▶ _TO DO_: Select the lines that hold the word "this" and copy each one.

[BEGIN STORED DATA]

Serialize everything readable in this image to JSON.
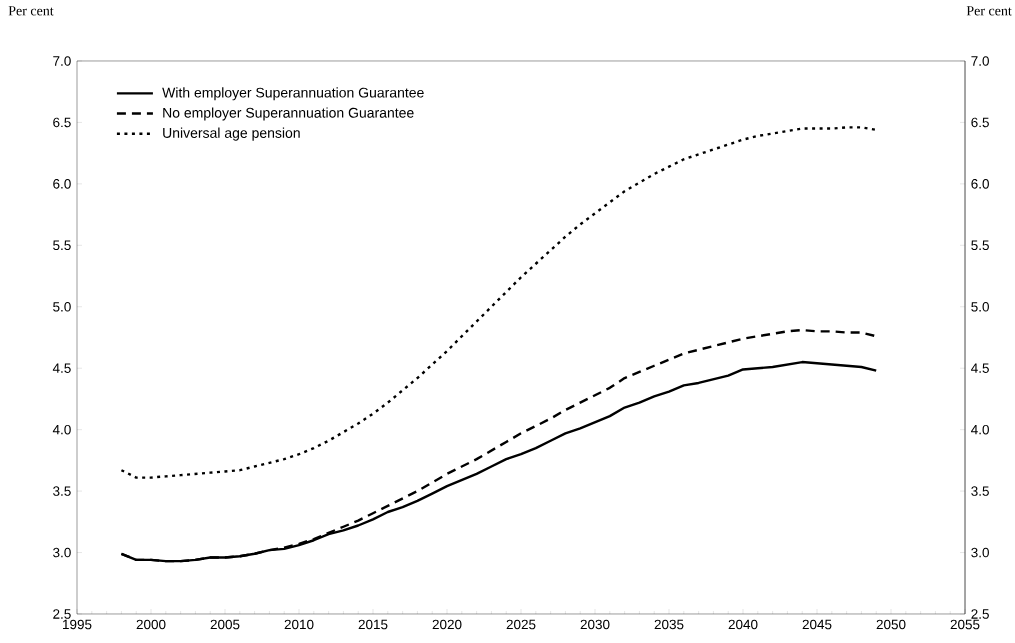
{
  "chart_data": {
    "type": "line",
    "ylabel": "Per cent",
    "y2label": "Per cent",
    "x": [
      1998,
      1999,
      2000,
      2001,
      2002,
      2003,
      2004,
      2005,
      2006,
      2007,
      2008,
      2009,
      2010,
      2011,
      2012,
      2013,
      2014,
      2015,
      2016,
      2017,
      2018,
      2019,
      2020,
      2021,
      2022,
      2023,
      2024,
      2025,
      2026,
      2027,
      2028,
      2029,
      2030,
      2031,
      2032,
      2033,
      2034,
      2035,
      2036,
      2037,
      2038,
      2039,
      2040,
      2041,
      2042,
      2043,
      2044,
      2045,
      2046,
      2047,
      2048,
      2049
    ],
    "series": [
      {
        "name": "With employer Superannuation Guarantee",
        "color": "#000000",
        "line_style": "solid",
        "values": [
          2.99,
          2.94,
          2.94,
          2.93,
          2.93,
          2.94,
          2.96,
          2.96,
          2.97,
          2.99,
          3.02,
          3.03,
          3.06,
          3.1,
          3.15,
          3.18,
          3.22,
          3.27,
          3.33,
          3.37,
          3.42,
          3.48,
          3.54,
          3.59,
          3.64,
          3.7,
          3.76,
          3.8,
          3.85,
          3.91,
          3.97,
          4.01,
          4.06,
          4.11,
          4.18,
          4.22,
          4.27,
          4.31,
          4.36,
          4.38,
          4.41,
          4.44,
          4.49,
          4.5,
          4.51,
          4.53,
          4.55,
          4.54,
          4.53,
          4.52,
          4.51,
          4.48
        ]
      },
      {
        "name": "No employer Superannuation Guarantee",
        "color": "#000000",
        "line_style": "dashed",
        "values": [
          2.99,
          2.94,
          2.94,
          2.93,
          2.93,
          2.94,
          2.96,
          2.96,
          2.97,
          2.99,
          3.02,
          3.04,
          3.07,
          3.11,
          3.16,
          3.21,
          3.26,
          3.32,
          3.38,
          3.44,
          3.5,
          3.57,
          3.64,
          3.7,
          3.76,
          3.83,
          3.9,
          3.97,
          4.03,
          4.09,
          4.16,
          4.22,
          4.28,
          4.34,
          4.42,
          4.47,
          4.52,
          4.57,
          4.62,
          4.65,
          4.68,
          4.71,
          4.74,
          4.76,
          4.78,
          4.8,
          4.81,
          4.8,
          4.8,
          4.79,
          4.79,
          4.76
        ]
      },
      {
        "name": "Universal age pension",
        "color": "#000000",
        "line_style": "dotted",
        "values": [
          3.67,
          3.61,
          3.61,
          3.62,
          3.63,
          3.64,
          3.65,
          3.66,
          3.67,
          3.7,
          3.73,
          3.76,
          3.8,
          3.85,
          3.91,
          3.98,
          4.05,
          4.13,
          4.22,
          4.32,
          4.42,
          4.53,
          4.64,
          4.76,
          4.88,
          5.0,
          5.12,
          5.24,
          5.35,
          5.46,
          5.57,
          5.67,
          5.76,
          5.85,
          5.94,
          6.01,
          6.08,
          6.14,
          6.2,
          6.24,
          6.28,
          6.32,
          6.36,
          6.39,
          6.41,
          6.43,
          6.45,
          6.45,
          6.45,
          6.46,
          6.46,
          6.44
        ]
      }
    ],
    "xlim": [
      1995,
      2055
    ],
    "xticks": [
      1995,
      2000,
      2005,
      2010,
      2015,
      2020,
      2025,
      2030,
      2035,
      2040,
      2045,
      2050,
      2055
    ],
    "ylim": [
      2.5,
      7.0
    ],
    "yticks": [
      {
        "value": 2.5,
        "label": "2.5"
      },
      {
        "value": 3.0,
        "label": "3.0"
      },
      {
        "value": 3.5,
        "label": "3.5"
      },
      {
        "value": 4.0,
        "label": "4.0"
      },
      {
        "value": 4.5,
        "label": "4.5"
      },
      {
        "value": 5.0,
        "label": "5.0"
      },
      {
        "value": 5.5,
        "label": "5.5"
      },
      {
        "value": 6.0,
        "label": "6.0"
      },
      {
        "value": 6.5,
        "label": "6.5"
      },
      {
        "value": 7.0,
        "label": "7.0"
      }
    ],
    "y2lim": [
      2.5,
      7.0
    ],
    "y2ticks": [
      {
        "value": 2.5,
        "label": "2.5"
      },
      {
        "value": 3.0,
        "label": "3.0"
      },
      {
        "value": 3.5,
        "label": "3.5"
      },
      {
        "value": 4.0,
        "label": "4.0"
      },
      {
        "value": 4.5,
        "label": "4.5"
      },
      {
        "value": 5.0,
        "label": "5.0"
      },
      {
        "value": 5.5,
        "label": "5.5"
      },
      {
        "value": 6.0,
        "label": "6.0"
      },
      {
        "value": 6.5,
        "label": "6.5"
      },
      {
        "value": 7.0,
        "label": "7.0"
      }
    ],
    "grid": false,
    "legend": "top left",
    "marker": "none"
  }
}
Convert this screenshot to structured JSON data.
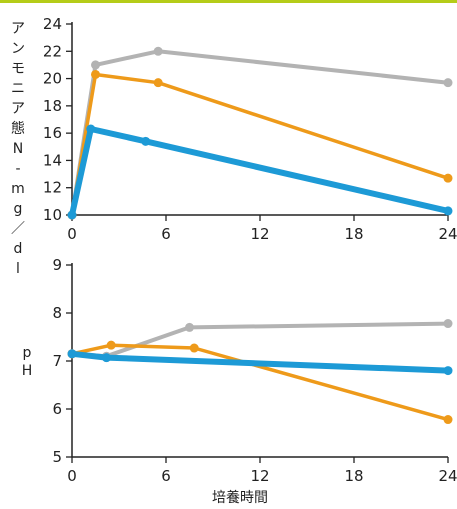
{
  "colors": {
    "top_bar": "#b5cc18",
    "axis": "#222222",
    "gray": "#b3b3b3",
    "orange": "#ee9a1a",
    "blue": "#1d9ad6"
  },
  "chart_data": [
    {
      "type": "line",
      "ylabel": "アンモニア態N-mg／dl",
      "xlabel": "",
      "xlim": [
        0,
        24
      ],
      "ylim": [
        10,
        24
      ],
      "x_ticks": [
        "0",
        "6",
        "12",
        "18",
        "24"
      ],
      "y_ticks": [
        "10",
        "12",
        "14",
        "16",
        "18",
        "20",
        "22",
        "24"
      ],
      "grid": false,
      "series": [
        {
          "color": "#b3b3b3",
          "width": 4,
          "x": [
            0,
            1.5,
            5.5,
            24
          ],
          "y": [
            10,
            21,
            22,
            19.7
          ]
        },
        {
          "color": "#ee9a1a",
          "width": 3.5,
          "x": [
            0,
            1.5,
            5.5,
            24
          ],
          "y": [
            10,
            20.3,
            19.7,
            12.7
          ]
        },
        {
          "color": "#1d9ad6",
          "width": 6,
          "x": [
            0,
            1.2,
            4.7,
            24
          ],
          "y": [
            10,
            16.3,
            15.4,
            10.3
          ]
        }
      ]
    },
    {
      "type": "line",
      "ylabel": "pH",
      "xlabel": "培養時間",
      "xlim": [
        0,
        24
      ],
      "ylim": [
        5,
        9
      ],
      "x_ticks": [
        "0",
        "6",
        "12",
        "18",
        "24"
      ],
      "y_ticks": [
        "5",
        "6",
        "7",
        "8",
        "9"
      ],
      "grid": false,
      "series": [
        {
          "color": "#b3b3b3",
          "width": 4,
          "x": [
            0,
            2.2,
            7.5,
            24
          ],
          "y": [
            7.15,
            7.1,
            7.7,
            7.78
          ]
        },
        {
          "color": "#ee9a1a",
          "width": 3.5,
          "x": [
            0,
            2.5,
            7.8,
            24
          ],
          "y": [
            7.15,
            7.33,
            7.27,
            5.78
          ]
        },
        {
          "color": "#1d9ad6",
          "width": 6,
          "x": [
            0,
            2.2,
            24
          ],
          "y": [
            7.15,
            7.07,
            6.8
          ]
        }
      ]
    }
  ]
}
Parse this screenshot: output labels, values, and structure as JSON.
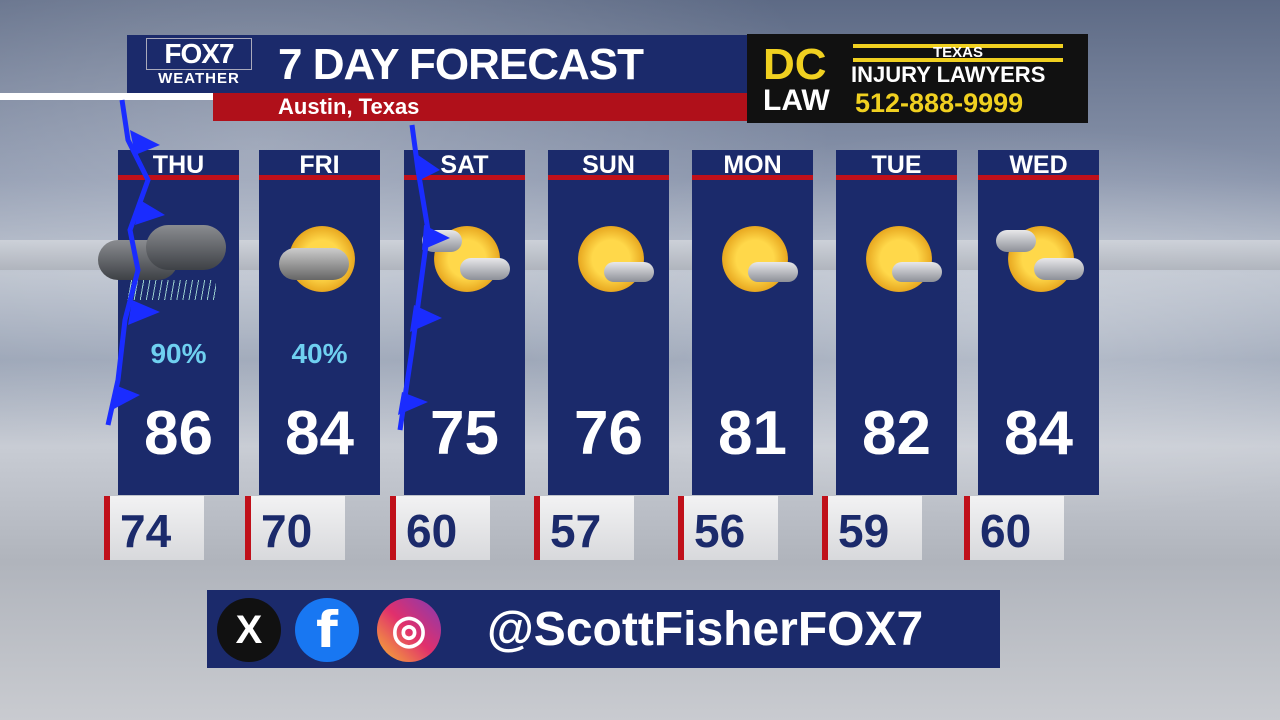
{
  "header": {
    "logo_top": "FOX7",
    "logo_bottom": "WEATHER",
    "title": "7 DAY FORECAST",
    "location": "Austin, Texas"
  },
  "ad": {
    "brand_top": "DC",
    "brand_bottom": "LAW",
    "state": "TEXAS",
    "tagline": "INJURY LAWYERS",
    "phone": "512-888-9999"
  },
  "days": [
    {
      "day": "THU",
      "icon": "thunderstorm-rain-icon",
      "precip": "90%",
      "high": "86",
      "low": "74"
    },
    {
      "day": "FRI",
      "icon": "partly-sunny-showers-icon",
      "precip": "40%",
      "high": "84",
      "low": "70"
    },
    {
      "day": "SAT",
      "icon": "partly-sunny-icon",
      "precip": "",
      "high": "75",
      "low": "60"
    },
    {
      "day": "SUN",
      "icon": "mostly-sunny-icon",
      "precip": "",
      "high": "76",
      "low": "57"
    },
    {
      "day": "MON",
      "icon": "mostly-sunny-icon",
      "precip": "",
      "high": "81",
      "low": "56"
    },
    {
      "day": "TUE",
      "icon": "mostly-sunny-icon",
      "precip": "",
      "high": "82",
      "low": "59"
    },
    {
      "day": "WED",
      "icon": "partly-sunny-icon",
      "precip": "",
      "high": "84",
      "low": "60"
    }
  ],
  "social": {
    "handle": "@ScottFisherFOX7",
    "x_glyph": "X",
    "facebook_glyph": "f",
    "instagram_glyph": "◎"
  },
  "colors": {
    "navy": "#1b2a6b",
    "red": "#b0101a",
    "precip": "#6fd0f0",
    "front": "#1a2cff"
  }
}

[END STORED DATA]

▶ _RESULT OF THE EXERCISE_:
Serialize everything readable in this image to JSON.
Convert this screenshot to structured JSON data.
Parse this screenshot: output labels, values, and structure as JSON.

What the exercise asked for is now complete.